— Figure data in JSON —

▼

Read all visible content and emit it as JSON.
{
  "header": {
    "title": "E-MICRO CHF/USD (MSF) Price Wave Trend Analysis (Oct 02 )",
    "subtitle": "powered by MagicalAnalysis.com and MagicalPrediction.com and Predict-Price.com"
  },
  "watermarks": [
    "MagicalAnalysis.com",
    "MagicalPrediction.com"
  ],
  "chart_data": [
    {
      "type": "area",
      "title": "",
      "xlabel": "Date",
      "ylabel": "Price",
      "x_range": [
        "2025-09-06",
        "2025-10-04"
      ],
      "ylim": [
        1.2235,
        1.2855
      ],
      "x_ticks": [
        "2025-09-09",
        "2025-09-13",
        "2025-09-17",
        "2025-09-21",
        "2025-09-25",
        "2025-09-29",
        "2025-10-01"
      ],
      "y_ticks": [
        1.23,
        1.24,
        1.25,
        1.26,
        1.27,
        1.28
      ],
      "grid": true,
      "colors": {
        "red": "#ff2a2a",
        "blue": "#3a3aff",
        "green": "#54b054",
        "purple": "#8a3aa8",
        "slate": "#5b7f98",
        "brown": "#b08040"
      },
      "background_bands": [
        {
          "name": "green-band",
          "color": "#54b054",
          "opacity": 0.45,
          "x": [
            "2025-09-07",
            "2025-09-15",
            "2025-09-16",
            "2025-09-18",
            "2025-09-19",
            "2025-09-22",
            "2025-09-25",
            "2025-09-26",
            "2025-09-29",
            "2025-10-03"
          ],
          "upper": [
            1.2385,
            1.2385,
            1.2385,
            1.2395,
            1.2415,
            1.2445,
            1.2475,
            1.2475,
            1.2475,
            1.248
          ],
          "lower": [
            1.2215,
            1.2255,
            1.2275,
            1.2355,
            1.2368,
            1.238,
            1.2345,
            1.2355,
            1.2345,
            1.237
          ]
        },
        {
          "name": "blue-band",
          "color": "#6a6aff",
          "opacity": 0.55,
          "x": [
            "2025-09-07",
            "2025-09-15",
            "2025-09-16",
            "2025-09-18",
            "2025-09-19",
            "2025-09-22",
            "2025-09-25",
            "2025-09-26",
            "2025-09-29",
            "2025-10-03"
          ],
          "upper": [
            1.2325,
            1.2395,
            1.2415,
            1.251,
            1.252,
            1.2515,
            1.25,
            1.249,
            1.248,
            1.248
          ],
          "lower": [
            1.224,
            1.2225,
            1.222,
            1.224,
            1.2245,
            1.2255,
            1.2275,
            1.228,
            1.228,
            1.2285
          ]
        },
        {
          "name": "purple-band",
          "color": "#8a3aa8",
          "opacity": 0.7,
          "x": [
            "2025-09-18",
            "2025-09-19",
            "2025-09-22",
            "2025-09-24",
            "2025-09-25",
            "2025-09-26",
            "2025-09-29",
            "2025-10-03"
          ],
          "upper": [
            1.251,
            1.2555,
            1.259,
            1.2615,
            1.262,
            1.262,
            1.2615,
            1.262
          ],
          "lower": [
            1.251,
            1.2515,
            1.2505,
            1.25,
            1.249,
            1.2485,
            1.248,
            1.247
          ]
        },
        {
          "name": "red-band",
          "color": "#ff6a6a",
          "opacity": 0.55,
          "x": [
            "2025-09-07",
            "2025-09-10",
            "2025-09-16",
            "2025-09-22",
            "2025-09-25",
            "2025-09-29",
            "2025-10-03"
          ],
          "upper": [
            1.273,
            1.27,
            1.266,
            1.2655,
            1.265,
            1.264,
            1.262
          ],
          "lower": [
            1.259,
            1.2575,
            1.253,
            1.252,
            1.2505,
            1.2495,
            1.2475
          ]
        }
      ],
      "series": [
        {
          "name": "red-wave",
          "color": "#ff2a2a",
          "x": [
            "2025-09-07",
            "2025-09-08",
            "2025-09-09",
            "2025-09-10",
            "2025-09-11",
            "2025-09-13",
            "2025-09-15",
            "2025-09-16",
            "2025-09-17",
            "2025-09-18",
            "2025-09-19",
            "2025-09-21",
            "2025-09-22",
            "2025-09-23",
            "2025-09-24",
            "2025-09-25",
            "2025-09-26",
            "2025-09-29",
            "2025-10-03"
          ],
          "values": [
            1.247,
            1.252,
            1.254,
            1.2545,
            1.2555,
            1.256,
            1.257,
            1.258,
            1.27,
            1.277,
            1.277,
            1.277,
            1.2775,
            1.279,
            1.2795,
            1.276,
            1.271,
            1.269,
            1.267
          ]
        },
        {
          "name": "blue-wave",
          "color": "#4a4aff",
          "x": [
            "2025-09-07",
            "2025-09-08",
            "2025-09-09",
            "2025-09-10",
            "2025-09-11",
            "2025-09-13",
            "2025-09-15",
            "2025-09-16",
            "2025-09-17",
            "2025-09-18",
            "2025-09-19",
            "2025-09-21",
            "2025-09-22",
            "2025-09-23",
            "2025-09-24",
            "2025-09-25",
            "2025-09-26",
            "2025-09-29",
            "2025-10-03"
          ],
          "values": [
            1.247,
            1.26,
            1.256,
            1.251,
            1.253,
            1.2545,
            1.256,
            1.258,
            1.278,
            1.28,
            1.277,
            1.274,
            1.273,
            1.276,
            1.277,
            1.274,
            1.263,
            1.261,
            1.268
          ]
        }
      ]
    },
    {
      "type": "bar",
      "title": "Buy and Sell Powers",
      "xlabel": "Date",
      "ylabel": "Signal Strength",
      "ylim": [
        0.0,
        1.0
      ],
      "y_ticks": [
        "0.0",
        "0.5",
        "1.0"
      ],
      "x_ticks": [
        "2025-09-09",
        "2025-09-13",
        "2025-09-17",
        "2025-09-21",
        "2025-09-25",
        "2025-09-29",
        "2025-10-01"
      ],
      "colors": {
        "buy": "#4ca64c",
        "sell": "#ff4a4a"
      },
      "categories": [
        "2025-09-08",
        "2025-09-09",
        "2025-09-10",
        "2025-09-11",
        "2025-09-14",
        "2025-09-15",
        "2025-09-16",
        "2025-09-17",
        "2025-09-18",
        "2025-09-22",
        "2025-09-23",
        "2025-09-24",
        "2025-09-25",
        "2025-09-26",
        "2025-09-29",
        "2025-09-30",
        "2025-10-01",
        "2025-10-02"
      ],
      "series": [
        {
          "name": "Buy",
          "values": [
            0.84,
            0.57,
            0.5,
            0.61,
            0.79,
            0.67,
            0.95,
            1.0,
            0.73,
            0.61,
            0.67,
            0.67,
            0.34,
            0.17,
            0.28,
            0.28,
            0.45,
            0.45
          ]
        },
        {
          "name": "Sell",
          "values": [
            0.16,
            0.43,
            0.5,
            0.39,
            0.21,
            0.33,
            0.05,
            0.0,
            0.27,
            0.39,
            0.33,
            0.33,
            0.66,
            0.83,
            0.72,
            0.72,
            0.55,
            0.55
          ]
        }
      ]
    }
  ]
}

▲

— DIRECTION —
From the entries above, copy every line where the word "MagicalPrediction" shows up.

— RESULT OF THE EXERCISE —
    "subtitle": "powered by MagicalAnalysis.com and MagicalPrediction.com and Predict-Price.com"
    "MagicalPrediction.com"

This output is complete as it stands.